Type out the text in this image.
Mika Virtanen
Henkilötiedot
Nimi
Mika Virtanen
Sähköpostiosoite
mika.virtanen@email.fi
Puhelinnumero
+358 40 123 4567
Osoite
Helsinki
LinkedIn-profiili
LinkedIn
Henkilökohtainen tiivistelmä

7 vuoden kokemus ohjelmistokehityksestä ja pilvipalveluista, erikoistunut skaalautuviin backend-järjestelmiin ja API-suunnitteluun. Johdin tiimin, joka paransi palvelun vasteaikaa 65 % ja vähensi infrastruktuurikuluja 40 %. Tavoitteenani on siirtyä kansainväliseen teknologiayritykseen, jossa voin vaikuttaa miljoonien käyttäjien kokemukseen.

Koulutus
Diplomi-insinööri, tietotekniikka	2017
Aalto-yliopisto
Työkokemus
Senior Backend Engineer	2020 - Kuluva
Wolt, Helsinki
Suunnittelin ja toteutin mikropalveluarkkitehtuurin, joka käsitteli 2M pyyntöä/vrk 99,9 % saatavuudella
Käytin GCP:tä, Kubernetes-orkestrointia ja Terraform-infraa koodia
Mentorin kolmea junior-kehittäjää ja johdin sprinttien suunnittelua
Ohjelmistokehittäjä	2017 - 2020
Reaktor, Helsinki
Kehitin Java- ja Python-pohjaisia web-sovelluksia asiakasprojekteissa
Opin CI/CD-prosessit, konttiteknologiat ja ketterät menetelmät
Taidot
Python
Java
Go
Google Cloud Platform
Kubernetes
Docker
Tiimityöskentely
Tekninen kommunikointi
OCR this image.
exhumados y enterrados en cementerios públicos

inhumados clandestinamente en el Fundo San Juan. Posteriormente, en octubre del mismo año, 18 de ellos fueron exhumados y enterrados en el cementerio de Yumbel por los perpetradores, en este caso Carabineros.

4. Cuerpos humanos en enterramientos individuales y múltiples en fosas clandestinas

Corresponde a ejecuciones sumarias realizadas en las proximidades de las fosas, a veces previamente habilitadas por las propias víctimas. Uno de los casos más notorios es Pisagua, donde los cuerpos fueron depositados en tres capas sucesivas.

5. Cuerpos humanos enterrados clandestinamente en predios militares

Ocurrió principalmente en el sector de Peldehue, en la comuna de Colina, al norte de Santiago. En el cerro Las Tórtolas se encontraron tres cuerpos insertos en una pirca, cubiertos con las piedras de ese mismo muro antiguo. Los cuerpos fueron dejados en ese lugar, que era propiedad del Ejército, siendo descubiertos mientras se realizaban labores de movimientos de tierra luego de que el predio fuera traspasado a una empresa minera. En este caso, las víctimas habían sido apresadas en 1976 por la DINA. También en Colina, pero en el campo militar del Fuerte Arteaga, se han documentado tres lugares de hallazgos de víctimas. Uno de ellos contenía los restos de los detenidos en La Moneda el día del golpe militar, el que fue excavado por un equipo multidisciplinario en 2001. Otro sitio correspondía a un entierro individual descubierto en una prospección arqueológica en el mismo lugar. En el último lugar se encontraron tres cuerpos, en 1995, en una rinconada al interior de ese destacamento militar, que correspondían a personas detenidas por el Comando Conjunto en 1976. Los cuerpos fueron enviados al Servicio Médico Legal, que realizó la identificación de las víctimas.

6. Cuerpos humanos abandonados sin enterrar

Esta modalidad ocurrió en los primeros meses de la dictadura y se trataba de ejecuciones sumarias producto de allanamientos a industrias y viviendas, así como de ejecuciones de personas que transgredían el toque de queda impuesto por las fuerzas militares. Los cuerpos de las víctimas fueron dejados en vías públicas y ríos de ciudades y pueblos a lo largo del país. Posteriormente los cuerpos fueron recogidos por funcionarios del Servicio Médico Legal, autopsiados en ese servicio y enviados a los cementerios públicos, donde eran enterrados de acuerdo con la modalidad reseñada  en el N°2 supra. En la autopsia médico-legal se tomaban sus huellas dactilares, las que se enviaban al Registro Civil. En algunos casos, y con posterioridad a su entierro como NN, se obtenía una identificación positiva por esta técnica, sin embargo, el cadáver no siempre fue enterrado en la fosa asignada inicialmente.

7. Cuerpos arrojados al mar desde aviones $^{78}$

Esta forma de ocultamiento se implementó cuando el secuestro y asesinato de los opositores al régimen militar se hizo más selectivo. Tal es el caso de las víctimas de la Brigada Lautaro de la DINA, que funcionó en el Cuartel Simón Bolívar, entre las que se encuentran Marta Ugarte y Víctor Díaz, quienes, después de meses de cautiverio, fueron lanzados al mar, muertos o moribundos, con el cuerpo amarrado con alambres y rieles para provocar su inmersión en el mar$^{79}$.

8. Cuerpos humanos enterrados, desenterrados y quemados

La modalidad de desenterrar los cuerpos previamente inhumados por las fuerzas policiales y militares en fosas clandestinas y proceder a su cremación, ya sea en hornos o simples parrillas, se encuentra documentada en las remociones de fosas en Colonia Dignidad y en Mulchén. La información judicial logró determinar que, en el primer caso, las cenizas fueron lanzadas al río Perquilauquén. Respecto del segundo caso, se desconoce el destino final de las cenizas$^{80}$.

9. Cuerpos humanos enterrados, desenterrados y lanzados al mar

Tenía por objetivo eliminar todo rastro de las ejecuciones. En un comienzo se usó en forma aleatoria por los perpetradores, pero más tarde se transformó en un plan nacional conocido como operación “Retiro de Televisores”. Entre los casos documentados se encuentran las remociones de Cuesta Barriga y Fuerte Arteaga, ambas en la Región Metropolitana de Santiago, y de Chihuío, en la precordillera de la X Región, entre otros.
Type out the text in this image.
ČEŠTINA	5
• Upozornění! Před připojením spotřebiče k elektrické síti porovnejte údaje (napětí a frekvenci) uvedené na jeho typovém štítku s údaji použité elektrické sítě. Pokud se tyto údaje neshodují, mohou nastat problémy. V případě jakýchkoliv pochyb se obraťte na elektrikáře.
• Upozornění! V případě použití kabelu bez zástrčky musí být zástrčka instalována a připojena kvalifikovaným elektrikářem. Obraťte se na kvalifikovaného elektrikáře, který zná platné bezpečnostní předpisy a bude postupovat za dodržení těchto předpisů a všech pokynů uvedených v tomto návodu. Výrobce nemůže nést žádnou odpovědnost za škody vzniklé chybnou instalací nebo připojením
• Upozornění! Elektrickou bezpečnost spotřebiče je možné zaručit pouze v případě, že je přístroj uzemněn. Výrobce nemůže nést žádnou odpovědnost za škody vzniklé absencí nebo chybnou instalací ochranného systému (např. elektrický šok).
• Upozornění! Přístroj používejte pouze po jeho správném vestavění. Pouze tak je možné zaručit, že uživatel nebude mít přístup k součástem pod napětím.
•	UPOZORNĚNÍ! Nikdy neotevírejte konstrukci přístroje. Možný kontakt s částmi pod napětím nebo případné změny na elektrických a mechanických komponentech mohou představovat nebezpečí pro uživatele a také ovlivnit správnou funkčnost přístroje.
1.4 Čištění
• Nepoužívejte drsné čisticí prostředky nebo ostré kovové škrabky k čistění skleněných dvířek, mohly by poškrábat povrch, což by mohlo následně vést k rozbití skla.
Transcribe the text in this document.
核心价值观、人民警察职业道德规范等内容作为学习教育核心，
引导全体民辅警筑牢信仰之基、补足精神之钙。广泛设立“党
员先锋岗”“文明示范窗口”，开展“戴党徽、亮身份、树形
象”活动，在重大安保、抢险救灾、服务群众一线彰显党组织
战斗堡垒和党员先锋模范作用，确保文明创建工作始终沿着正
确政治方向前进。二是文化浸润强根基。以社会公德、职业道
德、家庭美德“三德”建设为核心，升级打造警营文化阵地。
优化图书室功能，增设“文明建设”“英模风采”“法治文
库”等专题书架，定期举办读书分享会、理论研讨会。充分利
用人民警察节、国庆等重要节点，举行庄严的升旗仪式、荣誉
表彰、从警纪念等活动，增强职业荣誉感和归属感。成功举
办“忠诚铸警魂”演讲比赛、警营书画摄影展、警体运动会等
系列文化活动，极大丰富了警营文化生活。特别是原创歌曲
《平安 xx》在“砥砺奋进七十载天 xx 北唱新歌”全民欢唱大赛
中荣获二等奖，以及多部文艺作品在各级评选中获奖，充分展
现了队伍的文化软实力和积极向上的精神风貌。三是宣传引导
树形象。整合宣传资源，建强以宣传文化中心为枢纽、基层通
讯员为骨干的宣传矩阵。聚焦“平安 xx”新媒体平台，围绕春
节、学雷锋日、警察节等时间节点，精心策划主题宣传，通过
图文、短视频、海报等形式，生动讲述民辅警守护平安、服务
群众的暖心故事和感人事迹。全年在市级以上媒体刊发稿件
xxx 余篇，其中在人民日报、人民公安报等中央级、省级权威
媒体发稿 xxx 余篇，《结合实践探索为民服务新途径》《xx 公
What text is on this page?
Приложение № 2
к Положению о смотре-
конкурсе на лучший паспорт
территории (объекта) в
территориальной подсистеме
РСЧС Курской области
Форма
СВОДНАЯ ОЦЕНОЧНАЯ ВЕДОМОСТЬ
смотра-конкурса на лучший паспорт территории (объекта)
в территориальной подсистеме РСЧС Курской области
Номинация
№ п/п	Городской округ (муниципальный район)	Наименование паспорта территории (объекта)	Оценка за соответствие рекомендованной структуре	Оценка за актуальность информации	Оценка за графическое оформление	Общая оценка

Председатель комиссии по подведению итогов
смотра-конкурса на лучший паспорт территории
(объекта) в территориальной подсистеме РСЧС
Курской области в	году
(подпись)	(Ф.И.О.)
#####
* _DIRECTIONS FOR THIS TASK_: Write only the number of lines in the records that include the word "mohou".

* _FINAL RESULT_: 2